Exercise instructions. Determine how many lines contain the string "JUNIPER". Reply with that figure and nothing else.

Available records.
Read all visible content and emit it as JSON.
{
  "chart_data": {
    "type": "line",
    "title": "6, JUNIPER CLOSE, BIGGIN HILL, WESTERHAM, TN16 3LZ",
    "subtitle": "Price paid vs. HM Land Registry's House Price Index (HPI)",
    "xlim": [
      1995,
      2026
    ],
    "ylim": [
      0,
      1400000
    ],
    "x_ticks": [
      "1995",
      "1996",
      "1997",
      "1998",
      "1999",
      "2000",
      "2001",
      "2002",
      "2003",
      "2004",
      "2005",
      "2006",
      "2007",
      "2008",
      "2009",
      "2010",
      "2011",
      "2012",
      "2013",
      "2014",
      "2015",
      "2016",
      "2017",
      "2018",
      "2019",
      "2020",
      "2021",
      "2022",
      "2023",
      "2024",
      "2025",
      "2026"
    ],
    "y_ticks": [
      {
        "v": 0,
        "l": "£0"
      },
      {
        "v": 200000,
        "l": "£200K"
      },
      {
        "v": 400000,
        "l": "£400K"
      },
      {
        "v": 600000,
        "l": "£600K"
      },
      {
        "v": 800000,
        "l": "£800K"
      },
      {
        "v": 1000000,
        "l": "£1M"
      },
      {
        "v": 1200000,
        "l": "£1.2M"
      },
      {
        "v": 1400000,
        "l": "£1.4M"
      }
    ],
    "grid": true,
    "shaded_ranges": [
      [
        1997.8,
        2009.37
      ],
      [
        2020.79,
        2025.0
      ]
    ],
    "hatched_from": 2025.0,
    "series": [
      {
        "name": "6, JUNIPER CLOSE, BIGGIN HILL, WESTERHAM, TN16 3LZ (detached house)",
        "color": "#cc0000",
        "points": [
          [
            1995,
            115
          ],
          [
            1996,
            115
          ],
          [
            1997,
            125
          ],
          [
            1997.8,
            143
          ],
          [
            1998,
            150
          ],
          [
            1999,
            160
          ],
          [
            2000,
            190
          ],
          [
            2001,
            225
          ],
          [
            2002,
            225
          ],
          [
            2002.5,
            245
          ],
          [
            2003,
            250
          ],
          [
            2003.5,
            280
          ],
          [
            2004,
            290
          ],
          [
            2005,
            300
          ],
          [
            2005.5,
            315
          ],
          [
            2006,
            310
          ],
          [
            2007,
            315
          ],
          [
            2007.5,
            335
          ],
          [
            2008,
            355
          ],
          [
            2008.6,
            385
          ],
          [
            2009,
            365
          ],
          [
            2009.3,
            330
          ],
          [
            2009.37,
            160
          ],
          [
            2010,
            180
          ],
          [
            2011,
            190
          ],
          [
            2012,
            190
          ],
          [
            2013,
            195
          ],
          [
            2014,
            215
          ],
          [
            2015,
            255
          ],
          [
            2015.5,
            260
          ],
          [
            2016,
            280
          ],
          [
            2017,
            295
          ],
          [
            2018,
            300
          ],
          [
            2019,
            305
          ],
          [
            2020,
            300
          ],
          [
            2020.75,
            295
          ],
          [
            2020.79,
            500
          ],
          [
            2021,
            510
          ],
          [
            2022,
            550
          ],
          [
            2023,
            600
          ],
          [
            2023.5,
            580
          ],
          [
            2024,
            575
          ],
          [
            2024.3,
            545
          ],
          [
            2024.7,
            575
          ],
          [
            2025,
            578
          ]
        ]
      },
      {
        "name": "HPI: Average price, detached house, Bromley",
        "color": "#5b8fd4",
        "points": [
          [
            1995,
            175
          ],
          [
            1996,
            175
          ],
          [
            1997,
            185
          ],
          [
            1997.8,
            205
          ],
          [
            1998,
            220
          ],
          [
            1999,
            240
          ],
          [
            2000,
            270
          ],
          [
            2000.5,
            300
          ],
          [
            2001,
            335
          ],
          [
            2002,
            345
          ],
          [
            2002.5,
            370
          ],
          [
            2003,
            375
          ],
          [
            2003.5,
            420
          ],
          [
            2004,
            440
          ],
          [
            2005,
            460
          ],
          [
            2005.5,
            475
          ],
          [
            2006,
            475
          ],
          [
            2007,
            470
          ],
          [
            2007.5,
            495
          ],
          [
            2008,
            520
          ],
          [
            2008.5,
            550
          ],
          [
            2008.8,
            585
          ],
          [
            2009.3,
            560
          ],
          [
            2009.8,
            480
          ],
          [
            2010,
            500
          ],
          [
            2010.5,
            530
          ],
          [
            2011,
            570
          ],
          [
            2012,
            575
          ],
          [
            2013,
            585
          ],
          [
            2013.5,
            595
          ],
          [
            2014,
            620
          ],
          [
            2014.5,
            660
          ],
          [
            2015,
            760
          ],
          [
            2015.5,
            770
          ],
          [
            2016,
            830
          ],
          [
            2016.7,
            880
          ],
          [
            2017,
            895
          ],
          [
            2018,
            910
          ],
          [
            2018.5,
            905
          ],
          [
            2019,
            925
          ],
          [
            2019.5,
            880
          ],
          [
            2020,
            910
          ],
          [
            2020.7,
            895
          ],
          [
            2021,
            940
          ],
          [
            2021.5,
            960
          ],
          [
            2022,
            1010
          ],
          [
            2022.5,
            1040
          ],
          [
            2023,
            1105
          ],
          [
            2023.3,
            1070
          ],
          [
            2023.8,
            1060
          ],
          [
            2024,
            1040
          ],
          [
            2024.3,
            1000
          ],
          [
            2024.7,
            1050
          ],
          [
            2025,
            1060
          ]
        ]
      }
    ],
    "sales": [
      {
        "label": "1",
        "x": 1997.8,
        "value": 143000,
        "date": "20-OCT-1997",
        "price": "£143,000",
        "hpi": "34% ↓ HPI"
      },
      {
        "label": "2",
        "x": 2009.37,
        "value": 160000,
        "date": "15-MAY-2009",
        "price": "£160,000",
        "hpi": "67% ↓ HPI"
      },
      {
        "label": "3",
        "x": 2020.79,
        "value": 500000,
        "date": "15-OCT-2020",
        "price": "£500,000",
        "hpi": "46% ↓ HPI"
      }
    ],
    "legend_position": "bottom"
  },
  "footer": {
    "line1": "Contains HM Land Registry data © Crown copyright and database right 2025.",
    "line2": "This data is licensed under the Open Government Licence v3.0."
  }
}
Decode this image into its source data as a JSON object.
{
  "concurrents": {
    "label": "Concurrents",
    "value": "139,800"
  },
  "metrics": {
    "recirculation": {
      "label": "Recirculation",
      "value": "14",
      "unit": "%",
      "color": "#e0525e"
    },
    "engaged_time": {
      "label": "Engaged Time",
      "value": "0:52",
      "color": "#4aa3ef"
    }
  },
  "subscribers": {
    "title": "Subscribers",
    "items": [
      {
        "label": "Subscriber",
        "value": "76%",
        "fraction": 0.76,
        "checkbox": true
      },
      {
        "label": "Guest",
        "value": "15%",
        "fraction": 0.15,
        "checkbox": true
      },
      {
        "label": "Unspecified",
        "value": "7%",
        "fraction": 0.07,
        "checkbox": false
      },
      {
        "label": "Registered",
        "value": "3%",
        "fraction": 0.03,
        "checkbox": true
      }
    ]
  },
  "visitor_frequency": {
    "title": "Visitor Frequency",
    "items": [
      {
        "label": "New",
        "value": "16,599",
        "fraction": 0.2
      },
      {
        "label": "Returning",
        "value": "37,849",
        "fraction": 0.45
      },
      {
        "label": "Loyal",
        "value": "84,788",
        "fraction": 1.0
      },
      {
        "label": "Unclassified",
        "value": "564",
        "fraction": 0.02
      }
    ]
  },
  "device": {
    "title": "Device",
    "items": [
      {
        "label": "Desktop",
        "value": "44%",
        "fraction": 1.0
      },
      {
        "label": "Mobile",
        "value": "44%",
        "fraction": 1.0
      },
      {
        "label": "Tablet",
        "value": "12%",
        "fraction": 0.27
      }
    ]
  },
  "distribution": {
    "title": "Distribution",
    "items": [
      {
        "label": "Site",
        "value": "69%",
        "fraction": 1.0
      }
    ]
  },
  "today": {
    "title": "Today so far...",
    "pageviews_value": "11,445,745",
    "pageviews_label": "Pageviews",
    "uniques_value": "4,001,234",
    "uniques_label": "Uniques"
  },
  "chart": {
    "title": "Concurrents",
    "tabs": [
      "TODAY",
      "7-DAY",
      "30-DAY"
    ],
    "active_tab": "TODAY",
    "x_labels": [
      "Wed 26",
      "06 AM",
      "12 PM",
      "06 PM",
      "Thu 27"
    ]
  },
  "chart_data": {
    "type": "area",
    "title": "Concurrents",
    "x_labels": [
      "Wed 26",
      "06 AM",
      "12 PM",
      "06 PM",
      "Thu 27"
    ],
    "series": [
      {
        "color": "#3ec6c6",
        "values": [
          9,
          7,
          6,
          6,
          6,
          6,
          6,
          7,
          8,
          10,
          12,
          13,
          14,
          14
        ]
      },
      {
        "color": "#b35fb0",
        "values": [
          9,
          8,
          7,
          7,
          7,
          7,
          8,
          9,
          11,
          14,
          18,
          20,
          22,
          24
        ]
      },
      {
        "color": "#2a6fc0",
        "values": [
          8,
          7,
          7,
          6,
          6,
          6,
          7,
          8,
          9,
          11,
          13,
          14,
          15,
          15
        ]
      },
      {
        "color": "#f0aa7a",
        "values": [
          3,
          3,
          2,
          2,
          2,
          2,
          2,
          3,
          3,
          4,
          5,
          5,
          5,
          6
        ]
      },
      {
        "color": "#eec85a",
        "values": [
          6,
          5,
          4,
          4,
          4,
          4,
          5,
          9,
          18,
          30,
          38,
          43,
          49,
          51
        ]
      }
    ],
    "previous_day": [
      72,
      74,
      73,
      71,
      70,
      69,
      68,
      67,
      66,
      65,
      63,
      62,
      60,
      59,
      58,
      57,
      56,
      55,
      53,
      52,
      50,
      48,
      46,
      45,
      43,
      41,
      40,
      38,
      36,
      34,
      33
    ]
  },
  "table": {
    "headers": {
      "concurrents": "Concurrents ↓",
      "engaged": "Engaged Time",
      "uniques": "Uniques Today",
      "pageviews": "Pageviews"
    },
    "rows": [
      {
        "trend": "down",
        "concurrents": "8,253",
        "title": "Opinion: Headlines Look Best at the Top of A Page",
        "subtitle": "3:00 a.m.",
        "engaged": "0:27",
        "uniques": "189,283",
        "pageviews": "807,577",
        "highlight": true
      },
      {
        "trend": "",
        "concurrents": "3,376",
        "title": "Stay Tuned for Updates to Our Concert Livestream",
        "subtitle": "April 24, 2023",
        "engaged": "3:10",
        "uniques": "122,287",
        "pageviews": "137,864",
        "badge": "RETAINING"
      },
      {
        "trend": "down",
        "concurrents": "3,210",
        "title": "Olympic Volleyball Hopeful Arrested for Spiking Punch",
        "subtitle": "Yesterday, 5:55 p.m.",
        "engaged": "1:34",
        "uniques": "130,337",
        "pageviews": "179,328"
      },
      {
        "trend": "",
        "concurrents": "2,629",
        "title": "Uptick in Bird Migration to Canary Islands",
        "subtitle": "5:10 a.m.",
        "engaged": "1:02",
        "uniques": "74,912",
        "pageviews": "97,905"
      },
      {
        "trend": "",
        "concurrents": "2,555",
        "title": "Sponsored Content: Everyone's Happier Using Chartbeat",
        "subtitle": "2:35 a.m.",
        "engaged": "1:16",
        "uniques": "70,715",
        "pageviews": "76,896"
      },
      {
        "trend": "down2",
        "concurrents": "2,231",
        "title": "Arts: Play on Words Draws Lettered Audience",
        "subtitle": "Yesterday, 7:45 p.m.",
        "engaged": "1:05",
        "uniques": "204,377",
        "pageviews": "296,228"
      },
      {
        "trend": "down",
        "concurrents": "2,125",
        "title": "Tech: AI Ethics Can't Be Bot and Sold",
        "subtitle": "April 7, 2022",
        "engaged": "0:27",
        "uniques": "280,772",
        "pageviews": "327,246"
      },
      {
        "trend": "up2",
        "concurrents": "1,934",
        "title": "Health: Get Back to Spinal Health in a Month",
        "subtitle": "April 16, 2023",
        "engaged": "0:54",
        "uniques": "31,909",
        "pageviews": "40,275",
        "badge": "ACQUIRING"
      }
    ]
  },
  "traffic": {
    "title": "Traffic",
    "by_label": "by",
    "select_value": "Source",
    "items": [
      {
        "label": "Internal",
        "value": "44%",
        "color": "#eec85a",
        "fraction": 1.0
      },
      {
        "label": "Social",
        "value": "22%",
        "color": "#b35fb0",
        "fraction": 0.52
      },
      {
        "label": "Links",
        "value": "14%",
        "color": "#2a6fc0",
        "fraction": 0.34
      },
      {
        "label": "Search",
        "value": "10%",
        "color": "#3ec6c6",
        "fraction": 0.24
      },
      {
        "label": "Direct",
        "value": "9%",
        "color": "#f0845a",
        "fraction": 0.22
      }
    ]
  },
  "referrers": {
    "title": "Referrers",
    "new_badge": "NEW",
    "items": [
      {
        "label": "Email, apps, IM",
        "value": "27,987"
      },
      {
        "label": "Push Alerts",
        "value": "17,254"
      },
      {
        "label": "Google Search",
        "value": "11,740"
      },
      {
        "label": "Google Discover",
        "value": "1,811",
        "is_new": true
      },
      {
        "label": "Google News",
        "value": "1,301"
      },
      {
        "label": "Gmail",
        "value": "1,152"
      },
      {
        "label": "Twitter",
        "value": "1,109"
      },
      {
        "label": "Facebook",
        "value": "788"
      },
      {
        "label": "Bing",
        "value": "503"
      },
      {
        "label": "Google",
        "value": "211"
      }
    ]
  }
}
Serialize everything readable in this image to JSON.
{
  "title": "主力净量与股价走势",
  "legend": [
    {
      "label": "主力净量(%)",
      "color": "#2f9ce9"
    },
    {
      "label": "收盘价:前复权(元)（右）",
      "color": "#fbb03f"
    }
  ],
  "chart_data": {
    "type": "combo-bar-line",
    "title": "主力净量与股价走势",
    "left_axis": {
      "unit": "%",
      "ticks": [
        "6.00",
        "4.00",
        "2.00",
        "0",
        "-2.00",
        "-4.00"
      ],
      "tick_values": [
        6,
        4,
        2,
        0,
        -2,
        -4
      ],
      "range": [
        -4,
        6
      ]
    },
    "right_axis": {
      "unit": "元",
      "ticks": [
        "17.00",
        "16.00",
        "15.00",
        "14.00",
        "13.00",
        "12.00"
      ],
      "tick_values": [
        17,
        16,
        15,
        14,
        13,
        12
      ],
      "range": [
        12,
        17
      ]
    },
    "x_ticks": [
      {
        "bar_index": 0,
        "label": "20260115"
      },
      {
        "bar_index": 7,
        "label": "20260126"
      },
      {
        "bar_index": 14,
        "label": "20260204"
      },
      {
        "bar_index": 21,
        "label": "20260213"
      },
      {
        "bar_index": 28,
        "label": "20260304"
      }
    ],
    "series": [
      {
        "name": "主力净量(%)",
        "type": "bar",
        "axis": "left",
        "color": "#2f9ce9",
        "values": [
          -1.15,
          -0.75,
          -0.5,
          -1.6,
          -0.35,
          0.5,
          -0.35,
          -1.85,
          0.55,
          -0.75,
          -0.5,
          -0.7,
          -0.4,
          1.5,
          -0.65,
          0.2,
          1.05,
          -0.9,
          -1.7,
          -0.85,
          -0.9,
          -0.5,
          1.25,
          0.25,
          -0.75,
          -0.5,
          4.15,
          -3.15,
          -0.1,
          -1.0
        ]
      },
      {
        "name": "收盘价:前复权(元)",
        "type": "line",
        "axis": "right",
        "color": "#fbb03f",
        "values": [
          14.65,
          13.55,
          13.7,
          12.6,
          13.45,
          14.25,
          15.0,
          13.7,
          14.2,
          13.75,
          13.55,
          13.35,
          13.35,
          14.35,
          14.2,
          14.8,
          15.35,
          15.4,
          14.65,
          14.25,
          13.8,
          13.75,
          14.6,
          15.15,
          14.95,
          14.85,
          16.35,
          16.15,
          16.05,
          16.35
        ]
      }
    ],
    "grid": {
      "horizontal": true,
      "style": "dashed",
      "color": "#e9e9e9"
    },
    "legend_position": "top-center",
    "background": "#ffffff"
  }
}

Output below. 2